→ **JOB**: Write out the data below in full. Keep it exact.

------------------------------

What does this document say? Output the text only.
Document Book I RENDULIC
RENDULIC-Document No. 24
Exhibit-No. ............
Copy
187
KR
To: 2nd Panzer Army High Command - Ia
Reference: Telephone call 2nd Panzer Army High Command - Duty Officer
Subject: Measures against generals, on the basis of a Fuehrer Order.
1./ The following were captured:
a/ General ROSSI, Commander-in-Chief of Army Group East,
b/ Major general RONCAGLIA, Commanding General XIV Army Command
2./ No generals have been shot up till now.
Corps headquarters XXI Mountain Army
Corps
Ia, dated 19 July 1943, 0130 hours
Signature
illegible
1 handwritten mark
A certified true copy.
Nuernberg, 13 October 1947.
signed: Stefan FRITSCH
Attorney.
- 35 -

------------------------------

→ **EXERCISE SOLUTION**:
What does this document say? Output the text only.
Document Book I RENDULIC
RENDULIC-Document No. 24
Exhibit-No. ............
Copy
187
KR
To: 2nd Panzer Army High Command - Ia
Reference: Telephone call 2nd Panzer Army High Command - Duty Officer
Subject: Measures against generals, on the basis of a Fuehrer Order.
1./ The following were captured:
a/ General ROSSI, Commander-in-Chief of Army Group East,
b/ Major general RONCAGLIA, Commanding General XIV Army Command
2./ No generals have been shot up till now.
Corps headquarters XXI Mountain Army
Corps
Ia, dated 19 July 1943, 0130 hours
Signature
illegible
1 handwritten mark
A certified true copy.
Nuernberg, 13 October 1947.
signed: Stefan FRITSCH
Attorney.
- 35 -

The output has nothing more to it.